* [Directions for this task] Write out the full set of records below exactly.

Some records

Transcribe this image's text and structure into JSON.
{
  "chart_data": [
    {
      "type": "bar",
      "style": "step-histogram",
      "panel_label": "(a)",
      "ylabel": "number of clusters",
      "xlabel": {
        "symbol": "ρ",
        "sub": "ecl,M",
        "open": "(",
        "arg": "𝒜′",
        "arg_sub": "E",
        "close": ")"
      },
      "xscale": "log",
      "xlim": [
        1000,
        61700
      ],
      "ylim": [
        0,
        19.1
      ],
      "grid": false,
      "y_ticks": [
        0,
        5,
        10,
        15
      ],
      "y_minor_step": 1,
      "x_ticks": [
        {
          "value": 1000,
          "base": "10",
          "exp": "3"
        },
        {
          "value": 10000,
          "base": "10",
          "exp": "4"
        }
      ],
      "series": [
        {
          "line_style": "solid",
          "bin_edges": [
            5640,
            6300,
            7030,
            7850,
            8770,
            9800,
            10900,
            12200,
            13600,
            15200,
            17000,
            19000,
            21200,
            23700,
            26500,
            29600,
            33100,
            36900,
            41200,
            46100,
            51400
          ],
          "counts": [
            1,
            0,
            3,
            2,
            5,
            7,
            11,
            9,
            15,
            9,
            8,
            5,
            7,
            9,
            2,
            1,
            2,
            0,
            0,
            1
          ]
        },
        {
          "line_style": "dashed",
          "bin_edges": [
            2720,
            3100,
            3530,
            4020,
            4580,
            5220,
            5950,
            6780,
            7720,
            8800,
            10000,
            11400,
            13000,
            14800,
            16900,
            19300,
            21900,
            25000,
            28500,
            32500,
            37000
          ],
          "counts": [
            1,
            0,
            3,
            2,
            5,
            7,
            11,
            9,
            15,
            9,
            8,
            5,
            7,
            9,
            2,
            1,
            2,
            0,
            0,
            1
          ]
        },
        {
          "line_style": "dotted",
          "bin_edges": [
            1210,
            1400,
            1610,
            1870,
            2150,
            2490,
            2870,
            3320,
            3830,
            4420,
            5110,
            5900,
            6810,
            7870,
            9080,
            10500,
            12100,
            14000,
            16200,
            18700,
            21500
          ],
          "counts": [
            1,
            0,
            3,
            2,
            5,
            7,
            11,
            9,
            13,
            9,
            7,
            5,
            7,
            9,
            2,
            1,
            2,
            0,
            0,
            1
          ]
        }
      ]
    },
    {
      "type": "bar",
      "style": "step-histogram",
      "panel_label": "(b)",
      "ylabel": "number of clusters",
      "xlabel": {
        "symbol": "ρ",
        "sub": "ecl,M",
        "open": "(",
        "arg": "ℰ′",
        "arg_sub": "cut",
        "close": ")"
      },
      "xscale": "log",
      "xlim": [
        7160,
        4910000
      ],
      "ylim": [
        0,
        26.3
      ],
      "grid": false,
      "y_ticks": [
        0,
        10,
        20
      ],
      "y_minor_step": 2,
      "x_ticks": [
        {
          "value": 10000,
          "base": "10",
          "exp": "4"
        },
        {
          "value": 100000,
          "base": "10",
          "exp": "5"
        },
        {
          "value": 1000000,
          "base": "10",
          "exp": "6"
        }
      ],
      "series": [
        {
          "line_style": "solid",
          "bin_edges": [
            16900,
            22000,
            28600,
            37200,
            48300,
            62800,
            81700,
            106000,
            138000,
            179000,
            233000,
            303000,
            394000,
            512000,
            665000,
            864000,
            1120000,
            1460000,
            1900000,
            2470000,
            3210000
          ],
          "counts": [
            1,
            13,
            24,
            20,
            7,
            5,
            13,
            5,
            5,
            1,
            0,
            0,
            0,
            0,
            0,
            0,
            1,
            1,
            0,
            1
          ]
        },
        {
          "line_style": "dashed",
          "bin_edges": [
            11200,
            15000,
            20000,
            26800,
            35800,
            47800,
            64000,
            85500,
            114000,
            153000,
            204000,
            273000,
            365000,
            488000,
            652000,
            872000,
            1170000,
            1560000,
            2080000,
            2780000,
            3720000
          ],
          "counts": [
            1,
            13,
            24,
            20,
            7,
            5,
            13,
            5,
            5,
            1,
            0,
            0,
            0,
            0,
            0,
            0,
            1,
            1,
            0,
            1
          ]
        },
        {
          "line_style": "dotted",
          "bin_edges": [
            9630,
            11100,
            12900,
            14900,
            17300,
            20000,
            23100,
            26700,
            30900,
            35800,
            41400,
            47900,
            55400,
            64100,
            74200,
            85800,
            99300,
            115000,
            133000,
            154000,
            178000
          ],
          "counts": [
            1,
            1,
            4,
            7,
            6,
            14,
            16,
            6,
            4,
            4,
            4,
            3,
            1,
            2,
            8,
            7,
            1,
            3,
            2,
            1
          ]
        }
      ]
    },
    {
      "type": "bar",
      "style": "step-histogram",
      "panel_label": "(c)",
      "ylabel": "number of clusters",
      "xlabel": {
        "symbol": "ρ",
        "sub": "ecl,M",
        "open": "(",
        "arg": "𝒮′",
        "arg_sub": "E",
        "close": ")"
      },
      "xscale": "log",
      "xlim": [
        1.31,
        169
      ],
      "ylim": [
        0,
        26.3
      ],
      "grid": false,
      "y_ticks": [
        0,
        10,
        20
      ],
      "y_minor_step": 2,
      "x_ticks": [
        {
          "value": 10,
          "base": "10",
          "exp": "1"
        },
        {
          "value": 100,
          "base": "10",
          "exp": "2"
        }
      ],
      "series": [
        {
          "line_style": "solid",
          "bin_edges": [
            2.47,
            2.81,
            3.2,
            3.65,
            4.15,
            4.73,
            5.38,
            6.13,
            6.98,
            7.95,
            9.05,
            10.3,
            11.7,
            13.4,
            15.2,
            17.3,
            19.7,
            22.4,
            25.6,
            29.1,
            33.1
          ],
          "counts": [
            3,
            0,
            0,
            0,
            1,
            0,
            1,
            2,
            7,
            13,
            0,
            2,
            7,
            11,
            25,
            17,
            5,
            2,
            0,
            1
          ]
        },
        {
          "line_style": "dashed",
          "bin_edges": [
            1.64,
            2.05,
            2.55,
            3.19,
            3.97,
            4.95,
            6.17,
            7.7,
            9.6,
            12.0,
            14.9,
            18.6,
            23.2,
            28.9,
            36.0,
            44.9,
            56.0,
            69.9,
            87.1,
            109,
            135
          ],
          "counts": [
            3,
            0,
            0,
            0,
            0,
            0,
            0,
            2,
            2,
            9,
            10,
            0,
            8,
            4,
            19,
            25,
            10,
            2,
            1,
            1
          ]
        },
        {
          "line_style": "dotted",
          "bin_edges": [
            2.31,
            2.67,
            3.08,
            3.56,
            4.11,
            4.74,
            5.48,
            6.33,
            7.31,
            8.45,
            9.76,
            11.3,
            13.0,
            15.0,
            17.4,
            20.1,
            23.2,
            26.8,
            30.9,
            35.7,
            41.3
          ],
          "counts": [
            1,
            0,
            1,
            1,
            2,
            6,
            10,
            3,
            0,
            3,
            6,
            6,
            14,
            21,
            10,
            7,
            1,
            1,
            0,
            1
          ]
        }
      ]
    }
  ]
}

* [Reply]
Transcribe this image's text and structure into JSON.
{
  "chart_data": [
    {
      "type": "bar",
      "style": "step-histogram",
      "panel_label": "(a)",
      "ylabel": "number of clusters",
      "xlabel": {
        "symbol": "ρ",
        "sub": "ecl,M",
        "open": "(",
        "arg": "𝒜′",
        "arg_sub": "E",
        "close": ")"
      },
      "xscale": "log",
      "xlim": [
        1000,
        61700
      ],
      "ylim": [
        0,
        19.1
      ],
      "grid": false,
      "y_ticks": [
        0,
        5,
        10,
        15
      ],
      "y_minor_step": 1,
      "x_ticks": [
        {
          "value": 1000,
          "base": "10",
          "exp": "3"
        },
        {
          "value": 10000,
          "base": "10",
          "exp": "4"
        }
      ],
      "series": [
        {
          "line_style": "solid",
          "bin_edges": [
            5640,
            6300,
            7030,
            7850,
            8770,
            9800,
            10900,
            12200,
            13600,
            15200,
            17000,
            19000,
            21200,
            23700,
            26500,
            29600,
            33100,
            36900,
            41200,
            46100,
            51400
          ],
          "counts": [
            1,
            0,
            3,
            2,
            5,
            7,
            11,
            9,
            15,
            9,
            8,
            5,
            7,
            9,
            2,
            1,
            2,
            0,
            0,
            1
          ]
        },
        {
          "line_style": "dashed",
          "bin_edges": [
            2720,
            3100,
            3530,
            4020,
            4580,
            5220,
            5950,
            6780,
            7720,
            8800,
            10000,
            11400,
            13000,
            14800,
            16900,
            19300,
            21900,
            25000,
            28500,
            32500,
            37000
          ],
          "counts": [
            1,
            0,
            3,
            2,
            5,
            7,
            11,
            9,
            15,
            9,
            8,
            5,
            7,
            9,
            2,
            1,
            2,
            0,
            0,
            1
          ]
        },
        {
          "line_style": "dotted",
          "bin_edges": [
            1210,
            1400,
            1610,
            1870,
            2150,
            2490,
            2870,
            3320,
            3830,
            4420,
            5110,
            5900,
            6810,
            7870,
            9080,
            10500,
            12100,
            14000,
            16200,
            18700,
            21500
          ],
          "counts": [
            1,
            0,
            3,
            2,
            5,
            7,
            11,
            9,
            13,
            9,
            7,
            5,
            7,
            9,
            2,
            1,
            2,
            0,
            0,
            1
          ]
        }
      ]
    },
    {
      "type": "bar",
      "style": "step-histogram",
      "panel_label": "(b)",
      "ylabel": "number of clusters",
      "xlabel": {
        "symbol": "ρ",
        "sub": "ecl,M",
        "open": "(",
        "arg": "ℰ′",
        "arg_sub": "cut",
        "close": ")"
      },
      "xscale": "log",
      "xlim": [
        7160,
        4910000
      ],
      "ylim": [
        0,
        26.3
      ],
      "grid": false,
      "y_ticks": [
        0,
        10,
        20
      ],
      "y_minor_step": 2,
      "x_ticks": [
        {
          "value": 10000,
          "base": "10",
          "exp": "4"
        },
        {
          "value": 100000,
          "base": "10",
          "exp": "5"
        },
        {
          "value": 1000000,
          "base": "10",
          "exp": "6"
        }
      ],
      "series": [
        {
          "line_style": "solid",
          "bin_edges": [
            16900,
            22000,
            28600,
            37200,
            48300,
            62800,
            81700,
            106000,
            138000,
            179000,
            233000,
            303000,
            394000,
            512000,
            665000,
            864000,
            1120000,
            1460000,
            1900000,
            2470000,
            3210000
          ],
          "counts": [
            1,
            13,
            24,
            20,
            7,
            5,
            13,
            5,
            5,
            1,
            0,
            0,
            0,
            0,
            0,
            0,
            1,
            1,
            0,
            1
          ]
        },
        {
          "line_style": "dashed",
          "bin_edges": [
            11200,
            15000,
            20000,
            26800,
            35800,
            47800,
            64000,
            85500,
            114000,
            153000,
            204000,
            273000,
            365000,
            488000,
            652000,
            872000,
            1170000,
            1560000,
            2080000,
            2780000,
            3720000
          ],
          "counts": [
            1,
            13,
            24,
            20,
            7,
            5,
            13,
            5,
            5,
            1,
            0,
            0,
            0,
            0,
            0,
            0,
            1,
            1,
            0,
            1
          ]
        },
        {
          "line_style": "dotted",
          "bin_edges": [
            9630,
            11100,
            12900,
            14900,
            17300,
            20000,
            23100,
            26700,
            30900,
            35800,
            41400,
            47900,
            55400,
            64100,
            74200,
            85800,
            99300,
            115000,
            133000,
            154000,
            178000
          ],
          "counts": [
            1,
            1,
            4,
            7,
            6,
            14,
            16,
            6,
            4,
            4,
            4,
            3,
            1,
            2,
            8,
            7,
            1,
            3,
            2,
            1
          ]
        }
      ]
    },
    {
      "type": "bar",
      "style": "step-histogram",
      "panel_label": "(c)",
      "ylabel": "number of clusters",
      "xlabel": {
        "symbol": "ρ",
        "sub": "ecl,M",
        "open": "(",
        "arg": "𝒮′",
        "arg_sub": "E",
        "close": ")"
      },
      "xscale": "log",
      "xlim": [
        1.31,
        169
      ],
      "ylim": [
        0,
        26.3
      ],
      "grid": false,
      "y_ticks": [
        0,
        10,
        20
      ],
      "y_minor_step": 2,
      "x_ticks": [
        {
          "value": 10,
          "base": "10",
          "exp": "1"
        },
        {
          "value": 100,
          "base": "10",
          "exp": "2"
        }
      ],
      "series": [
        {
          "line_style": "solid",
          "bin_edges": [
            2.47,
            2.81,
            3.2,
            3.65,
            4.15,
            4.73,
            5.38,
            6.13,
            6.98,
            7.95,
            9.05,
            10.3,
            11.7,
            13.4,
            15.2,
            17.3,
            19.7,
            22.4,
            25.6,
            29.1,
            33.1
          ],
          "counts": [
            3,
            0,
            0,
            0,
            1,
            0,
            1,
            2,
            7,
            13,
            0,
            2,
            7,
            11,
            25,
            17,
            5,
            2,
            0,
            1
          ]
        },
        {
          "line_style": "dashed",
          "bin_edges": [
            1.64,
            2.05,
            2.55,
            3.19,
            3.97,
            4.95,
            6.17,
            7.7,
            9.6,
            12.0,
            14.9,
            18.6,
            23.2,
            28.9,
            36.0,
            44.9,
            56.0,
            69.9,
            87.1,
            109,
            135
          ],
          "counts": [
            3,
            0,
            0,
            0,
            0,
            0,
            0,
            2,
            2,
            9,
            10,
            0,
            8,
            4,
            19,
            25,
            10,
            2,
            1,
            1
          ]
        },
        {
          "line_style": "dotted",
          "bin_edges": [
            2.31,
            2.67,
            3.08,
            3.56,
            4.11,
            4.74,
            5.48,
            6.33,
            7.31,
            8.45,
            9.76,
            11.3,
            13.0,
            15.0,
            17.4,
            20.1,
            23.2,
            26.8,
            30.9,
            35.7,
            41.3
          ],
          "counts": [
            1,
            0,
            1,
            1,
            2,
            6,
            10,
            3,
            0,
            3,
            6,
            6,
            14,
            21,
            10,
            7,
            1,
            1,
            0,
            1
          ]
        }
      ]
    }
  ]
}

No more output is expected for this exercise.